Task description: Print every entry word for word, but omit the pictures.

_ _ _

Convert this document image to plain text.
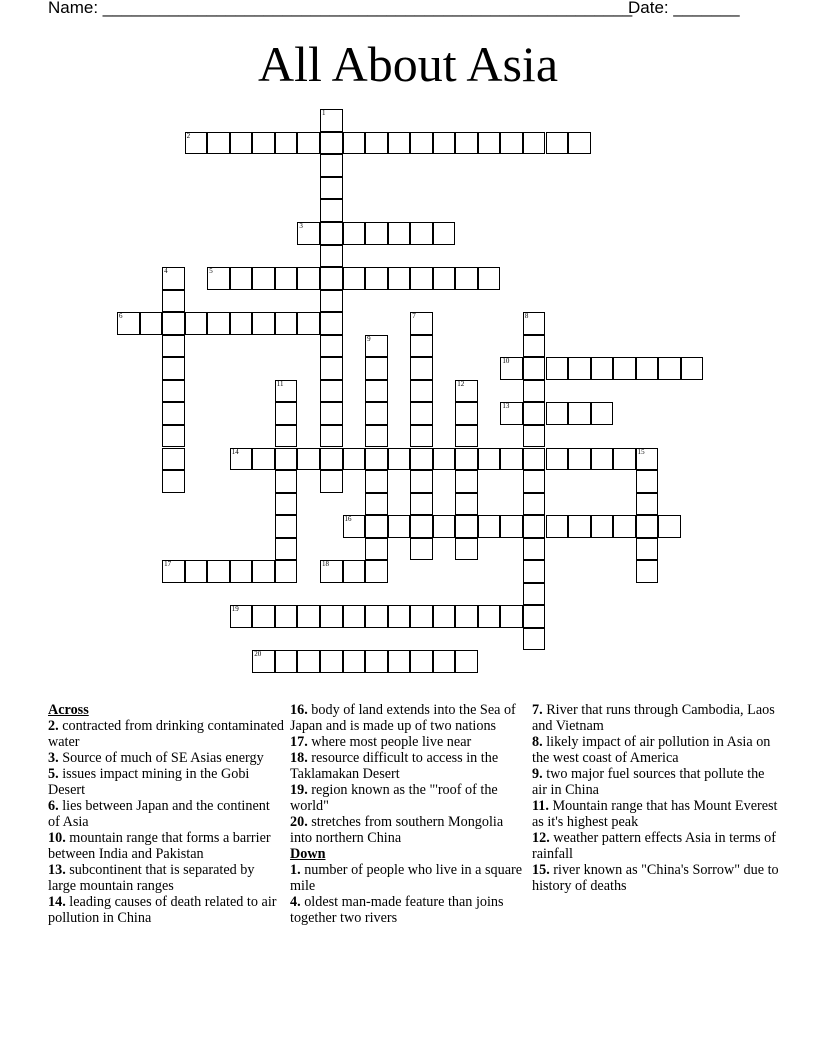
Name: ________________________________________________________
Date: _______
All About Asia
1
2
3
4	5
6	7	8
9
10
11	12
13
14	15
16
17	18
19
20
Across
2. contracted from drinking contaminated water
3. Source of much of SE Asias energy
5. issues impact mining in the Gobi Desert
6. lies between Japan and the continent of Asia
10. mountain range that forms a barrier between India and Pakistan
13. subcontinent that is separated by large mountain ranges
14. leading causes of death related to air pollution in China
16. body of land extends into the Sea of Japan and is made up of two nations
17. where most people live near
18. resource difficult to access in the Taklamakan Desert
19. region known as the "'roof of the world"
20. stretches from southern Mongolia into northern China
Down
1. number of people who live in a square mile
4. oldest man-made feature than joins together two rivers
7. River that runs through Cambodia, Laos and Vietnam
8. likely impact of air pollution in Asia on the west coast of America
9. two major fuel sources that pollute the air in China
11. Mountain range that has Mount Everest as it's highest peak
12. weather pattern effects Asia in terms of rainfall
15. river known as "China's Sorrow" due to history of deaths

_ _ _

Solution to this problem:
Convert this document image to plain text.
Name: ________________________________________________________
Date: _______
All About Asia
1
2
3
4	5
6	7	8
9
10
11	12
13
14	15
16
17	18
19
20
Across
2. contracted from drinking contaminated water
3. Source of much of SE Asias energy
5. issues impact mining in the Gobi Desert
6. lies between Japan and the continent of Asia
10. mountain range that forms a barrier between India and Pakistan
13. subcontinent that is separated by large mountain ranges
14. leading causes of death related to air pollution in China
16. body of land extends into the Sea of Japan and is made up of two nations
17. where most people live near
18. resource difficult to access in the Taklamakan Desert
19. region known as the "'roof of the world"
20. stretches from southern Mongolia into northern China
Down
1. number of people who live in a square mile
4. oldest man-made feature than joins together two rivers
7. River that runs through Cambodia, Laos and Vietnam
8. likely impact of air pollution in Asia on the west coast of America
9. two major fuel sources that pollute the air in China
11. Mountain range that has Mount Everest as it's highest peak
12. weather pattern effects Asia in terms of rainfall
15. river known as "China's Sorrow" due to history of deaths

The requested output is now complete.